*Challenge*. Look over the entries that follow and work out how many lines contain "Cases". State the number only.
--- start ---
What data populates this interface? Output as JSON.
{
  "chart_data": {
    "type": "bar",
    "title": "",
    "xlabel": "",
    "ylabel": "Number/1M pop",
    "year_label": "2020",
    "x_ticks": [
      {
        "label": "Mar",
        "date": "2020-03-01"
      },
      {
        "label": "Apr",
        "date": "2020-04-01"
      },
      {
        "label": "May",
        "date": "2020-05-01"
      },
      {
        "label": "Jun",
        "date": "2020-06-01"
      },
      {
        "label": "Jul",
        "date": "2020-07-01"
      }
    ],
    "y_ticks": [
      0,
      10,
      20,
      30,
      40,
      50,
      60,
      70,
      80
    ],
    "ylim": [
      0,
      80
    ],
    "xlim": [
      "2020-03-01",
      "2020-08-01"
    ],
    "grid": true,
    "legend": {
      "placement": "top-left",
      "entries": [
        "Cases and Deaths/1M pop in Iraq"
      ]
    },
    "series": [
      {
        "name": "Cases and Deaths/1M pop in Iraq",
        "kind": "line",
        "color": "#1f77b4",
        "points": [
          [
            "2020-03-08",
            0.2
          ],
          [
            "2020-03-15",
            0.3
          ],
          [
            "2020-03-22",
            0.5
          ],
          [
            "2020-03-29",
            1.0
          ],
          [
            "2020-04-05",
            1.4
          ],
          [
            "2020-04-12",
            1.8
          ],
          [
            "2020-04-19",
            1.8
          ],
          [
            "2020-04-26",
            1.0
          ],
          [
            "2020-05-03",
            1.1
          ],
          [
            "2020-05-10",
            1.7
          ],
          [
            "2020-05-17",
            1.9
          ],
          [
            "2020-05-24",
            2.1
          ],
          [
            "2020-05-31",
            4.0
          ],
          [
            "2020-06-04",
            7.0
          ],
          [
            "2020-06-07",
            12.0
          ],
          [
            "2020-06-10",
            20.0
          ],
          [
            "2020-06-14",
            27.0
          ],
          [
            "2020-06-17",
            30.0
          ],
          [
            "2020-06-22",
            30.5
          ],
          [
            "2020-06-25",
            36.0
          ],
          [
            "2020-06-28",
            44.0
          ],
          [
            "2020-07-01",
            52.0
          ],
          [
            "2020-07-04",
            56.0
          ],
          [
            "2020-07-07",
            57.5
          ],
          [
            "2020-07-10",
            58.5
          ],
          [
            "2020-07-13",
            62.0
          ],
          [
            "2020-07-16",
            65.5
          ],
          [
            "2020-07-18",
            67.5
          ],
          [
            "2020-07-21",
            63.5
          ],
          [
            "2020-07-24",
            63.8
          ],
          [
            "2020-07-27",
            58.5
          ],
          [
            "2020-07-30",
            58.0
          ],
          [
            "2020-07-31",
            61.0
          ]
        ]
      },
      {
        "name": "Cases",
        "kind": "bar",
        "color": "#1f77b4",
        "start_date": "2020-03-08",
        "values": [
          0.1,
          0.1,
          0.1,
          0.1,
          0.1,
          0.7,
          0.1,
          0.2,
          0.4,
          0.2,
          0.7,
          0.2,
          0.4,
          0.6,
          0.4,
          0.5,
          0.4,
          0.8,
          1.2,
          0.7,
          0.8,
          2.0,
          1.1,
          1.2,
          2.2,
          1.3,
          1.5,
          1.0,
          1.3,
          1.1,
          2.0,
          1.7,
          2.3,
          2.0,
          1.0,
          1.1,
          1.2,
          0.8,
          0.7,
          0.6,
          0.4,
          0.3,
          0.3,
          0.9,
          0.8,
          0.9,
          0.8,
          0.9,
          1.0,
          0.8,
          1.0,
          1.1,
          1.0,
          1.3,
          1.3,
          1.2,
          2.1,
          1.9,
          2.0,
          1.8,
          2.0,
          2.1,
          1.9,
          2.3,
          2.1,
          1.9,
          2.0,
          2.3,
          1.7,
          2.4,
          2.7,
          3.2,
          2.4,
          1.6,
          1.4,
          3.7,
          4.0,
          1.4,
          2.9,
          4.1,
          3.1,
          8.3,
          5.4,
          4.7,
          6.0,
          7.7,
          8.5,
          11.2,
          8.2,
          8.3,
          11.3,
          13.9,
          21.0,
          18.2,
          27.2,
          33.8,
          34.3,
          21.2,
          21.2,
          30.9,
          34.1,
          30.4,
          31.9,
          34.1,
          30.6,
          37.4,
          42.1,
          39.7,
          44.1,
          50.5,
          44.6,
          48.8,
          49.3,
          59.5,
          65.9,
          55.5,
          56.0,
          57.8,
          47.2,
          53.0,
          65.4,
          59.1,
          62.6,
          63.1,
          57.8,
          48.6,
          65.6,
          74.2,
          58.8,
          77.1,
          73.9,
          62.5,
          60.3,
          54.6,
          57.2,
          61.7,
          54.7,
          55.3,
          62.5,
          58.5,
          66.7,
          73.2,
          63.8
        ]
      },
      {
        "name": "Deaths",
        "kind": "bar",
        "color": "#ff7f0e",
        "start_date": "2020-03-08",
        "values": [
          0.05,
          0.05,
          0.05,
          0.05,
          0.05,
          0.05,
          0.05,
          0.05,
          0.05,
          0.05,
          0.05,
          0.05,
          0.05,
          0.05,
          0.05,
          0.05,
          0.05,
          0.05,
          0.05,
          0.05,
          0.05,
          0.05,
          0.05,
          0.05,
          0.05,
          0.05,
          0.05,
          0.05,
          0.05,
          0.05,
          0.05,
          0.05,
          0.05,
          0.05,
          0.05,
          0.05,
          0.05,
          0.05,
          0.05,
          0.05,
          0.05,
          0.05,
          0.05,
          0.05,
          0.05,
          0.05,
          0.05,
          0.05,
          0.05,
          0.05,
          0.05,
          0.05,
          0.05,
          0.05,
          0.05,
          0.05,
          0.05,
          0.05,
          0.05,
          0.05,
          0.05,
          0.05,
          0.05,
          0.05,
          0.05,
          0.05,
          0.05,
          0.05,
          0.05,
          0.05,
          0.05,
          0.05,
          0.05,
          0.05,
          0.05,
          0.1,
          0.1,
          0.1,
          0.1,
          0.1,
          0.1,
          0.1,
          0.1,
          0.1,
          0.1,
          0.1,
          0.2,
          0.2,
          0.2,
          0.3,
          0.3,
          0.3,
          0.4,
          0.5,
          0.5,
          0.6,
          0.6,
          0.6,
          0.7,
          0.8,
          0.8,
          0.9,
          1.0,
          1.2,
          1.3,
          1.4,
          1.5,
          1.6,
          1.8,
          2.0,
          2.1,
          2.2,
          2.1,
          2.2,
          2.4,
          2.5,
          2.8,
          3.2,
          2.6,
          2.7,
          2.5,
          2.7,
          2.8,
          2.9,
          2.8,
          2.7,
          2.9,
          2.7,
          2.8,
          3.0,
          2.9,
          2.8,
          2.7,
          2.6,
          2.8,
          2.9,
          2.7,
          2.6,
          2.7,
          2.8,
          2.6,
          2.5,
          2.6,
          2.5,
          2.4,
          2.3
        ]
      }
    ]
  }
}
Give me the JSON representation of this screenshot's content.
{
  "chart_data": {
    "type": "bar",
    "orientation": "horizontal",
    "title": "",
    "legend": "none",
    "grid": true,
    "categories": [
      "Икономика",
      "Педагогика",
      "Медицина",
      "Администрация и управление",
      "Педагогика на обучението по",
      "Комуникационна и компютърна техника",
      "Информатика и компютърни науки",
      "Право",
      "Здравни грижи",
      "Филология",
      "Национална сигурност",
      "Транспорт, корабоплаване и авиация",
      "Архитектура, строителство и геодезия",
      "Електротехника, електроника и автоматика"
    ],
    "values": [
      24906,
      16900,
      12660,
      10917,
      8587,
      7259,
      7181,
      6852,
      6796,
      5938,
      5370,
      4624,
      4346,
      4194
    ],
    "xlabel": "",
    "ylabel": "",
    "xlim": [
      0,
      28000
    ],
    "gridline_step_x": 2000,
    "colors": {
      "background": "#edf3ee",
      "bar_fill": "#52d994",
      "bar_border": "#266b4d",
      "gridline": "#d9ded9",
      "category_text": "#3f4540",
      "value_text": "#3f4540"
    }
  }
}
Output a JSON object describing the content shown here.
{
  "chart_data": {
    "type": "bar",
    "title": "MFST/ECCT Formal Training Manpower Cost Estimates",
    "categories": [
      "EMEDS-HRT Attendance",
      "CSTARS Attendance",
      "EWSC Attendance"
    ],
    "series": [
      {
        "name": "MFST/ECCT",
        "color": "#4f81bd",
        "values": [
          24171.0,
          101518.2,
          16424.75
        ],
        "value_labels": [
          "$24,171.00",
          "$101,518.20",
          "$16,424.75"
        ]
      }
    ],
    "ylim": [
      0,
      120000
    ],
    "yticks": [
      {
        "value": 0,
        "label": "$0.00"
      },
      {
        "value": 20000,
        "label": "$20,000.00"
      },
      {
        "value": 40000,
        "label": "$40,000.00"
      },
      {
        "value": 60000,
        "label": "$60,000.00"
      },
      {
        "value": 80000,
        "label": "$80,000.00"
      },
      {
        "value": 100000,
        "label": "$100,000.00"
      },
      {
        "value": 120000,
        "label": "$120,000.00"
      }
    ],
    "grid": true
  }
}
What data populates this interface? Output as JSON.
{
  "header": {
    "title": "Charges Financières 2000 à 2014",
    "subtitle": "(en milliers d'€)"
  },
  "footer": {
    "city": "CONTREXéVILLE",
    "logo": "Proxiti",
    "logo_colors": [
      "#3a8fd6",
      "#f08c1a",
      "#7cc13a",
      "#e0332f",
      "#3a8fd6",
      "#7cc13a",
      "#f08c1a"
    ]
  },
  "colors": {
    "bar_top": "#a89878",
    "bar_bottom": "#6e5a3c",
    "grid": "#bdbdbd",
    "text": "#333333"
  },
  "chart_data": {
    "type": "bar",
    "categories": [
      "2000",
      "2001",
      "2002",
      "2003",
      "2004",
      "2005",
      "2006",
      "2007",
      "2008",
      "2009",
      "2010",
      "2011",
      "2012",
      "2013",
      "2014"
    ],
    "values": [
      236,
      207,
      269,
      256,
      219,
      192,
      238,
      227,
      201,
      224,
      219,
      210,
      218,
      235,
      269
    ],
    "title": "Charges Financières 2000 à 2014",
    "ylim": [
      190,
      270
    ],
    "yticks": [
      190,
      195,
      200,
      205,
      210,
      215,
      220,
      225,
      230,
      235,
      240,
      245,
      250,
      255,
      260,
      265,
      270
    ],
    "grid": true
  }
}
--- end ---
*Task output*. 3